Are you able to retype all the records below exactly?

-----

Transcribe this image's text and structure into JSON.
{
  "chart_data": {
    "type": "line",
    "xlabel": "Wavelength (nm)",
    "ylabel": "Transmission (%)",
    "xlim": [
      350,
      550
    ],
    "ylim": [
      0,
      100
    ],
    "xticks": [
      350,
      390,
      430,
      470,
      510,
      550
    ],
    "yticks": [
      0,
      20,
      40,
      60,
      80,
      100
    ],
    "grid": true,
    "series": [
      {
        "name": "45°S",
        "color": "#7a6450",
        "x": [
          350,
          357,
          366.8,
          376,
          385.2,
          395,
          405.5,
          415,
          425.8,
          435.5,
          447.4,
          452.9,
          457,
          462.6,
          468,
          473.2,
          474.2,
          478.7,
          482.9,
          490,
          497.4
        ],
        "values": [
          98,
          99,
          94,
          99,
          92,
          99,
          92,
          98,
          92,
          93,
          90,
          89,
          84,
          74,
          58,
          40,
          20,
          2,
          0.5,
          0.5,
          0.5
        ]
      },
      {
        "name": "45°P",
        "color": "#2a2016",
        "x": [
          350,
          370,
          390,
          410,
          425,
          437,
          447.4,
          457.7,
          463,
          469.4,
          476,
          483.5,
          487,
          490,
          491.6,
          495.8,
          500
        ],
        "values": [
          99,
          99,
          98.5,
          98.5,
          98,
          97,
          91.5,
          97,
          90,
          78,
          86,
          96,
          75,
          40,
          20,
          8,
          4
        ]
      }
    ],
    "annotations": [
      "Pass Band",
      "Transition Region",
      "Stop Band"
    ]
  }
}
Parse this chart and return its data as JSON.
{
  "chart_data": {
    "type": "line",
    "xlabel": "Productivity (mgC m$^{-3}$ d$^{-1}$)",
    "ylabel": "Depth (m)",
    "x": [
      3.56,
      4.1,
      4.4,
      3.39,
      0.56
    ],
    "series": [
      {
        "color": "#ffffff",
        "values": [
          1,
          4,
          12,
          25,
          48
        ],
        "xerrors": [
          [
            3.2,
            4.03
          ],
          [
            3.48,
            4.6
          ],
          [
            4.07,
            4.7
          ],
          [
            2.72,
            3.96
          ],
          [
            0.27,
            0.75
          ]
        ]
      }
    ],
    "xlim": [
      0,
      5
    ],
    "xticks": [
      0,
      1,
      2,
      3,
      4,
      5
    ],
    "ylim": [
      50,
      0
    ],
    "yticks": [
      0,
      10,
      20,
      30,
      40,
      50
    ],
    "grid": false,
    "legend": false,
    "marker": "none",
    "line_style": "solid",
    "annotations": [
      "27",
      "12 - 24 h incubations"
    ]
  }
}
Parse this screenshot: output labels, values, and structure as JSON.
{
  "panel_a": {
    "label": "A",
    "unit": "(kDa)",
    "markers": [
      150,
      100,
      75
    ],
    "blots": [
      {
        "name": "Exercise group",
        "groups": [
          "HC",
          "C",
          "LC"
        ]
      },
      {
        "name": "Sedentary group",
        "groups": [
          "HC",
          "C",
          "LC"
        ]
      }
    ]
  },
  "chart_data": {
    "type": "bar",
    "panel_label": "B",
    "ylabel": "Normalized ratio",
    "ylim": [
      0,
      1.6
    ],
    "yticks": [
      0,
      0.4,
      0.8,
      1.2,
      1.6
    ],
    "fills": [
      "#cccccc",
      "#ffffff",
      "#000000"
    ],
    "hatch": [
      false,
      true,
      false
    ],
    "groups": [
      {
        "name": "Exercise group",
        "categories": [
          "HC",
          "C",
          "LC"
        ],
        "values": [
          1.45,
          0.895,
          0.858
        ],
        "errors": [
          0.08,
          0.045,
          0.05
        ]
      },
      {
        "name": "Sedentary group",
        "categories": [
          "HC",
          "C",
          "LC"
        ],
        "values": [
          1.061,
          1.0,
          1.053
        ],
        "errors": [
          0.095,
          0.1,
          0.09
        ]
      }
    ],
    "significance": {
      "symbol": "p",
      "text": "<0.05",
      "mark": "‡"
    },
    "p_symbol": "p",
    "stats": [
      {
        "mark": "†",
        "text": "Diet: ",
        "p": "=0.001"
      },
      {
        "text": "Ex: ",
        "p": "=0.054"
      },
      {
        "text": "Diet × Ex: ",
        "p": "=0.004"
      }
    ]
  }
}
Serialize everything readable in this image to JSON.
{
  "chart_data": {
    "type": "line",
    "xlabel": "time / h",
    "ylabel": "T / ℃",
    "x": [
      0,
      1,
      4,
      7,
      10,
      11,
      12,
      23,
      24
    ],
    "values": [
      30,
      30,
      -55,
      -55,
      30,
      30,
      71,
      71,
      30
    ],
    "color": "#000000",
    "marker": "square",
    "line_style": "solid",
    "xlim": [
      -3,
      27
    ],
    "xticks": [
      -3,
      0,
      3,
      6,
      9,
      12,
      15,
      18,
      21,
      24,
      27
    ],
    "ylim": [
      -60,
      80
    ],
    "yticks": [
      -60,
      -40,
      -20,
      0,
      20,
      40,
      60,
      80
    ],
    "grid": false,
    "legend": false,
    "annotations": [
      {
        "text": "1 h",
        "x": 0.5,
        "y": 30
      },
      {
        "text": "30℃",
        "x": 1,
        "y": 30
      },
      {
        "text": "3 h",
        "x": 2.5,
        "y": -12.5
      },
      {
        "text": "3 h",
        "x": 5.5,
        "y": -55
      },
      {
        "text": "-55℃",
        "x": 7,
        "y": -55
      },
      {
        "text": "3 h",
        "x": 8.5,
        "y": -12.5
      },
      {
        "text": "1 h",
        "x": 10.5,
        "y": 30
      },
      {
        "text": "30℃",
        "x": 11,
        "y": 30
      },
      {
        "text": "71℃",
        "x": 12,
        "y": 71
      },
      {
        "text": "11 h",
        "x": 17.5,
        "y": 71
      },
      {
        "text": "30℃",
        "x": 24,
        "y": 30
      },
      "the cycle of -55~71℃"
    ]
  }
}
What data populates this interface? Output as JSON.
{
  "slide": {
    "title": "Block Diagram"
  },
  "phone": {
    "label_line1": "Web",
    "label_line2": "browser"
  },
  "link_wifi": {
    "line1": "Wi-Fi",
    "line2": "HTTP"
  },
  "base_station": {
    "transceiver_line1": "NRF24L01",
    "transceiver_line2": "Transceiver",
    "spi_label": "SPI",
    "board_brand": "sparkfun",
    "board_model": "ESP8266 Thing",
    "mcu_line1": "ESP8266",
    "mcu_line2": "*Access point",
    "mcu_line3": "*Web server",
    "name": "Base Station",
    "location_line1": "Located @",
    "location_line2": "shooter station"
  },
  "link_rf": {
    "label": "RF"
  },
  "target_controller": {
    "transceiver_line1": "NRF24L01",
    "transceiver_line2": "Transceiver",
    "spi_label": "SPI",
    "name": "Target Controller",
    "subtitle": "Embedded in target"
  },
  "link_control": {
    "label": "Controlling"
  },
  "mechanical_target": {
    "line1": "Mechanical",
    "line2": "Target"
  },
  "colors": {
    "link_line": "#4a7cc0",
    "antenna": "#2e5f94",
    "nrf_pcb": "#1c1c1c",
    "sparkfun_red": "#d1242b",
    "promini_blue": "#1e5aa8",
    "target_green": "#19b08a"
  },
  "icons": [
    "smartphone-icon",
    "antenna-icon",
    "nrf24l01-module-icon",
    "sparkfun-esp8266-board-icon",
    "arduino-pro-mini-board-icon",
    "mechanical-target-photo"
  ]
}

-----

_OUTPUT FOR THIS EXERCISE_
Transcribe this image's text and structure into JSON.
{
  "chart_data": {
    "type": "line",
    "xlabel": "Wavelength (nm)",
    "ylabel": "Transmission (%)",
    "xlim": [
      350,
      550
    ],
    "ylim": [
      0,
      100
    ],
    "xticks": [
      350,
      390,
      430,
      470,
      510,
      550
    ],
    "yticks": [
      0,
      20,
      40,
      60,
      80,
      100
    ],
    "grid": true,
    "series": [
      {
        "name": "45°S",
        "color": "#7a6450",
        "x": [
          350,
          357,
          366.8,
          376,
          385.2,
          395,
          405.5,
          415,
          425.8,
          435.5,
          447.4,
          452.9,
          457,
          462.6,
          468,
          473.2,
          474.2,
          478.7,
          482.9,
          490,
          497.4
        ],
        "values": [
          98,
          99,
          94,
          99,
          92,
          99,
          92,
          98,
          92,
          93,
          90,
          89,
          84,
          74,
          58,
          40,
          20,
          2,
          0.5,
          0.5,
          0.5
        ]
      },
      {
        "name": "45°P",
        "color": "#2a2016",
        "x": [
          350,
          370,
          390,
          410,
          425,
          437,
          447.4,
          457.7,
          463,
          469.4,
          476,
          483.5,
          487,
          490,
          491.6,
          495.8,
          500
        ],
        "values": [
          99,
          99,
          98.5,
          98.5,
          98,
          97,
          91.5,
          97,
          90,
          78,
          86,
          96,
          75,
          40,
          20,
          8,
          4
        ]
      }
    ],
    "annotations": [
      "Pass Band",
      "Transition Region",
      "Stop Band"
    ]
  }
}
Parse this chart and return its data as JSON.
{
  "chart_data": {
    "type": "line",
    "xlabel": "Productivity (mgC m$^{-3}$ d$^{-1}$)",
    "ylabel": "Depth (m)",
    "x": [
      3.56,
      4.1,
      4.4,
      3.39,
      0.56
    ],
    "series": [
      {
        "color": "#ffffff",
        "values": [
          1,
          4,
          12,
          25,
          48
        ],
        "xerrors": [
          [
            3.2,
            4.03
          ],
          [
            3.48,
            4.6
          ],
          [
            4.07,
            4.7
          ],
          [
            2.72,
            3.96
          ],
          [
            0.27,
            0.75
          ]
        ]
      }
    ],
    "xlim": [
      0,
      5
    ],
    "xticks": [
      0,
      1,
      2,
      3,
      4,
      5
    ],
    "ylim": [
      50,
      0
    ],
    "yticks": [
      0,
      10,
      20,
      30,
      40,
      50
    ],
    "grid": false,
    "legend": false,
    "marker": "none",
    "line_style": "solid",
    "annotations": [
      "27",
      "12 - 24 h incubations"
    ]
  }
}
Parse this screenshot: output labels, values, and structure as JSON.
{
  "panel_a": {
    "label": "A",
    "unit": "(kDa)",
    "markers": [
      150,
      100,
      75
    ],
    "blots": [
      {
        "name": "Exercise group",
        "groups": [
          "HC",
          "C",
          "LC"
        ]
      },
      {
        "name": "Sedentary group",
        "groups": [
          "HC",
          "C",
          "LC"
        ]
      }
    ]
  },
  "chart_data": {
    "type": "bar",
    "panel_label": "B",
    "ylabel": "Normalized ratio",
    "ylim": [
      0,
      1.6
    ],
    "yticks": [
      0,
      0.4,
      0.8,
      1.2,
      1.6
    ],
    "fills": [
      "#cccccc",
      "#ffffff",
      "#000000"
    ],
    "hatch": [
      false,
      true,
      false
    ],
    "groups": [
      {
        "name": "Exercise group",
        "categories": [
          "HC",
          "C",
          "LC"
        ],
        "values": [
          1.45,
          0.895,
          0.858
        ],
        "errors": [
          0.08,
          0.045,
          0.05
        ]
      },
      {
        "name": "Sedentary group",
        "categories": [
          "HC",
          "C",
          "LC"
        ],
        "values": [
          1.061,
          1.0,
          1.053
        ],
        "errors": [
          0.095,
          0.1,
          0.09
        ]
      }
    ],
    "significance": {
      "symbol": "p",
      "text": "<0.05",
      "mark": "‡"
    },
    "p_symbol": "p",
    "stats": [
      {
        "mark": "†",
        "text": "Diet: ",
        "p": "=0.001"
      },
      {
        "text": "Ex: ",
        "p": "=0.054"
      },
      {
        "text": "Diet × Ex: ",
        "p": "=0.004"
      }
    ]
  }
}
Serialize everything readable in this image to JSON.
{
  "chart_data": {
    "type": "line",
    "xlabel": "time / h",
    "ylabel": "T / ℃",
    "x": [
      0,
      1,
      4,
      7,
      10,
      11,
      12,
      23,
      24
    ],
    "values": [
      30,
      30,
      -55,
      -55,
      30,
      30,
      71,
      71,
      30
    ],
    "color": "#000000",
    "marker": "square",
    "line_style": "solid",
    "xlim": [
      -3,
      27
    ],
    "xticks": [
      -3,
      0,
      3,
      6,
      9,
      12,
      15,
      18,
      21,
      24,
      27
    ],
    "ylim": [
      -60,
      80
    ],
    "yticks": [
      -60,
      -40,
      -20,
      0,
      20,
      40,
      60,
      80
    ],
    "grid": false,
    "legend": false,
    "annotations": [
      {
        "text": "1 h",
        "x": 0.5,
        "y": 30
      },
      {
        "text": "30℃",
        "x": 1,
        "y": 30
      },
      {
        "text": "3 h",
        "x": 2.5,
        "y": -12.5
      },
      {
        "text": "3 h",
        "x": 5.5,
        "y": -55
      },
      {
        "text": "-55℃",
        "x": 7,
        "y": -55
      },
      {
        "text": "3 h",
        "x": 8.5,
        "y": -12.5
      },
      {
        "text": "1 h",
        "x": 10.5,
        "y": 30
      },
      {
        "text": "30℃",
        "x": 11,
        "y": 30
      },
      {
        "text": "71℃",
        "x": 12,
        "y": 71
      },
      {
        "text": "11 h",
        "x": 17.5,
        "y": 71
      },
      {
        "text": "30℃",
        "x": 24,
        "y": 30
      },
      "the cycle of -55~71℃"
    ]
  }
}
What data populates this interface? Output as JSON.
{
  "slide": {
    "title": "Block Diagram"
  },
  "phone": {
    "label_line1": "Web",
    "label_line2": "browser"
  },
  "link_wifi": {
    "line1": "Wi-Fi",
    "line2": "HTTP"
  },
  "base_station": {
    "transceiver_line1": "NRF24L01",
    "transceiver_line2": "Transceiver",
    "spi_label": "SPI",
    "board_brand": "sparkfun",
    "board_model": "ESP8266 Thing",
    "mcu_line1": "ESP8266",
    "mcu_line2": "*Access point",
    "mcu_line3": "*Web server",
    "name": "Base Station",
    "location_line1": "Located @",
    "location_line2": "shooter station"
  },
  "link_rf": {
    "label": "RF"
  },
  "target_controller": {
    "transceiver_line1": "NRF24L01",
    "transceiver_line2": "Transceiver",
    "spi_label": "SPI",
    "name": "Target Controller",
    "subtitle": "Embedded in target"
  },
  "link_control": {
    "label": "Controlling"
  },
  "mechanical_target": {
    "line1": "Mechanical",
    "line2": "Target"
  },
  "colors": {
    "link_line": "#4a7cc0",
    "antenna": "#2e5f94",
    "nrf_pcb": "#1c1c1c",
    "sparkfun_red": "#d1242b",
    "promini_blue": "#1e5aa8",
    "target_green": "#19b08a"
  },
  "icons": [
    "smartphone-icon",
    "antenna-icon",
    "nrf24l01-module-icon",
    "sparkfun-esp8266-board-icon",
    "arduino-pro-mini-board-icon",
    "mechanical-target-photo"
  ]
}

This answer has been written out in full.